→ **PAGE TEXT**:
##############################
The faceless ones are in a flap
In Brussels, allegations about corruption, guns and astrologers threaten some glittering careers, re
These are bleak days in the soulless corridors of the Breydel building, the home of the European Commission in Brussels. Since early January the place has been submerged in a tide of allegations great and small about corruption - missing money, jobs for cronies, corrupt appointments, mis-accounting - and the once imperturbable institution, the self-regarding heart of Europe, can't cope. Those famously faceless bureaucrats, under pressure for the first time in their careers, are in a flap.
Fear and loathing stalk the place - fear that glittering careers might soon be coming to a close and loathing that it should all be so unfair. The loathing depends on who you are: if you are a southern European, you blame the Germans; if you are a commissioner under suspicion, you blame the media; if you are a northern European, you blame the southerners. Everyone is dusting off their CVs, which somehow now seem less impressive because of their association with a discredited Commission. The writing is on the wall. Within weeks of the launch of the single currency, Jacques Santer's Commission has fallen apart.
Like all the best political crises, it has been a product of farce and incompetence. Santer, the rubicund former Luxembourg prime minister appointed four years ago and described by John Major as "the right man in the right place at the right time", might have thought he would float serenely into retirement at the end of his term in a year's time, garlanded with praise for the single currency.
Instead, next week he is likely to find his period at the helm of Europe besmirched with a reputation for sleaze and incompetence. A committee of wise men will be reporting on what they have found in the six weeks since they were appointed, at the behest of the European Parliament, to investigate all the allegations. It has been a rushed job and it will not make pretty reading for the 20 commissioners. Knives are already being sharpened to plunge into the elegant back of Edith Cresson, the French Socialist former prime minister, who as education commissioner has been at the heart of reports of corruption and nepotism.
Santer usually walks round with a faintly gormless smile on his cheery face. Currently he looks as if he has been sandbagged. And he doesn't seem to have "got it". The issue is not underhand questioning of the Commission's reputation - "hurting the EU", as he put it in an extraordinary letter to the Swedish prime minister, Goran Persson, soon after the crisis broke - but why corruption has for so long been regarded as a tiresome irrelevance in the corridors of officialdom.
##############################
→ **WHAT NEEDS TO BE DONE**: Copy word for word the stretch of the article on the European Commission's crisis that begins with "Like all the" and ends with "the single currency.".

→ **MATERIAL PROVIDED**:
##############################
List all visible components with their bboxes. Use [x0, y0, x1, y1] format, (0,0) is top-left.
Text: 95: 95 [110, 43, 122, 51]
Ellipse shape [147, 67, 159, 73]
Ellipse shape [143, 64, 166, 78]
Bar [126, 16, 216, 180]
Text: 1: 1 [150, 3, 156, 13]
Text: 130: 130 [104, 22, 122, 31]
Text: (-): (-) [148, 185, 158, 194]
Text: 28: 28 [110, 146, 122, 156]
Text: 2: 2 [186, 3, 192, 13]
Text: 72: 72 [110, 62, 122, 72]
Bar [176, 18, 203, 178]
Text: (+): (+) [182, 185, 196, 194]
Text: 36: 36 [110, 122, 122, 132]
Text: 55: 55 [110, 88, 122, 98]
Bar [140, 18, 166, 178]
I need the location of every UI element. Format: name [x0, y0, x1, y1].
##############################
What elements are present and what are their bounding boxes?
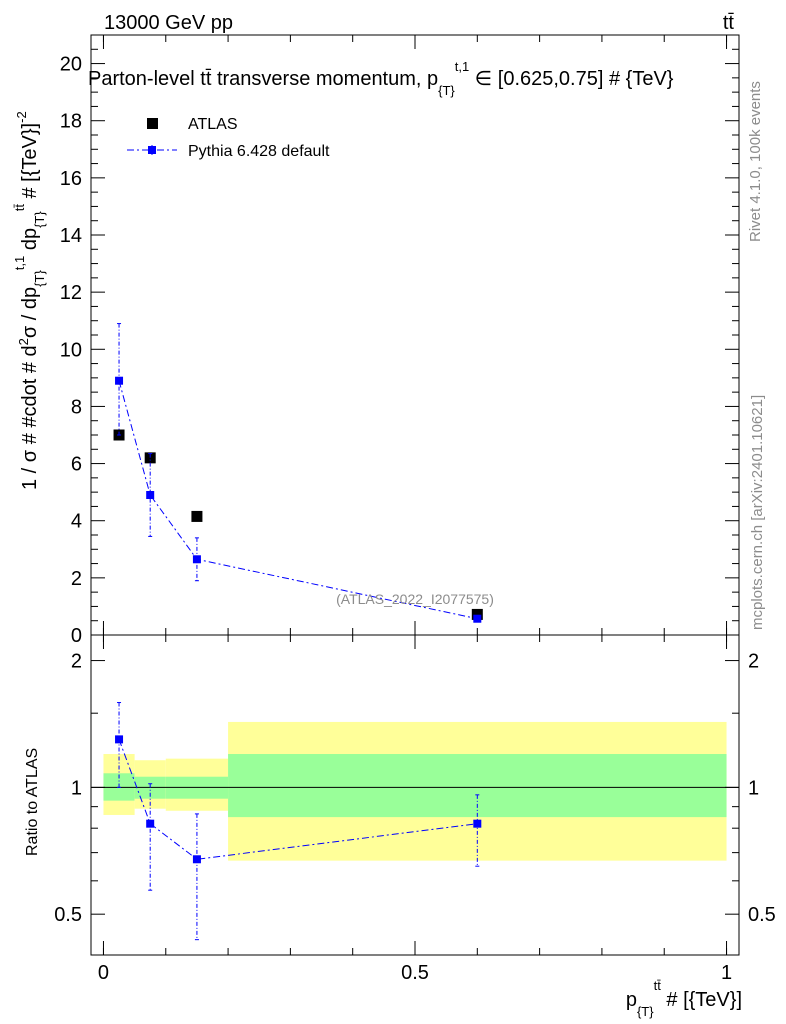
##############################
→ **WRITTEN SOLUTION**:
Like all the best political crises, it has been a product of farce and incompetence. Santer, the rubicund former Luxembourg prime minister appointed four years ago and described by John Major as "the right man in the right place at the right time", might have thought he would float serenely into retirement at the end of his term in a year's time, garlanded with praise for the single currency.